● **What to do**:
Copy out all the lines where "label" shows up.

** start **

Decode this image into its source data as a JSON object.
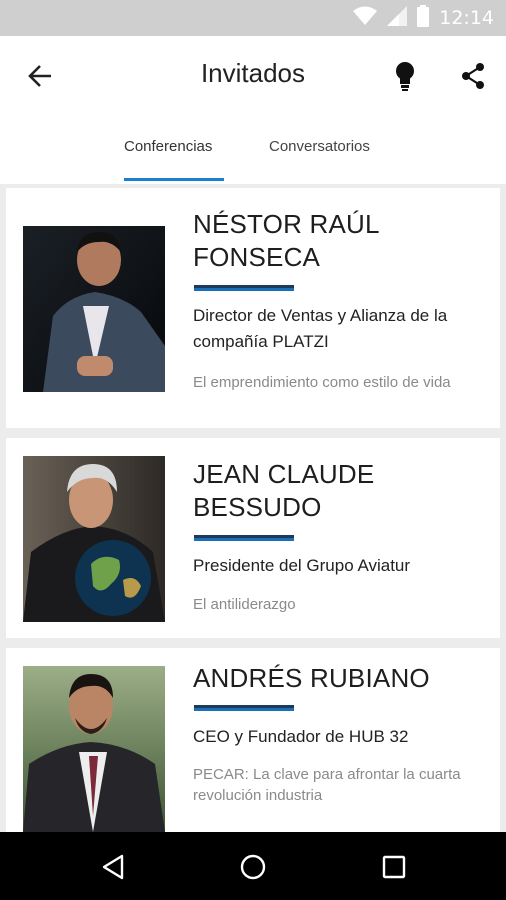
{
  "status_bar": {
    "time": "12:14",
    "icons": [
      "wifi-icon",
      "signal-icon",
      "battery-icon"
    ]
  },
  "app_bar": {
    "title": "Invitados",
    "icons": [
      "back-arrow-icon",
      "lightbulb-icon",
      "share-icon"
    ]
  },
  "tabs": [
    {
      "label": "Conferencias",
      "active": true
    },
    {
      "label": "Conversatorios",
      "active": false
    }
  ],
  "speakers": [
    {
      "name": "NÉSTOR RAÚL FONSECA",
      "role": "Director de Ventas y Alianza de la compañía PLATZI",
      "talk": "El emprendimiento como estilo de vida"
    },
    {
      "name": "JEAN CLAUDE BESSUDO",
      "role": "Presidente del Grupo Aviatur",
      "talk": "El antiliderazgo"
    },
    {
      "name": "ANDRÉS RUBIANO",
      "role": "CEO y Fundador de HUB 32",
      "talk": "PECAR: La clave para afrontar la cuarta revolución industria"
    }
  ],
  "colors": {
    "accent": "#1f7ec9",
    "divider_dark": "#1b3a5c",
    "status_bar": "#cfcfcf"
  },
  "nav_bar": {
    "icons": [
      "back-triangle-icon",
      "home-circle-icon",
      "recents-square-icon"
    ]
  }
}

** end **

● **Expected answer**:
      "label": "Conferencias",
      "label": "Conversatorios",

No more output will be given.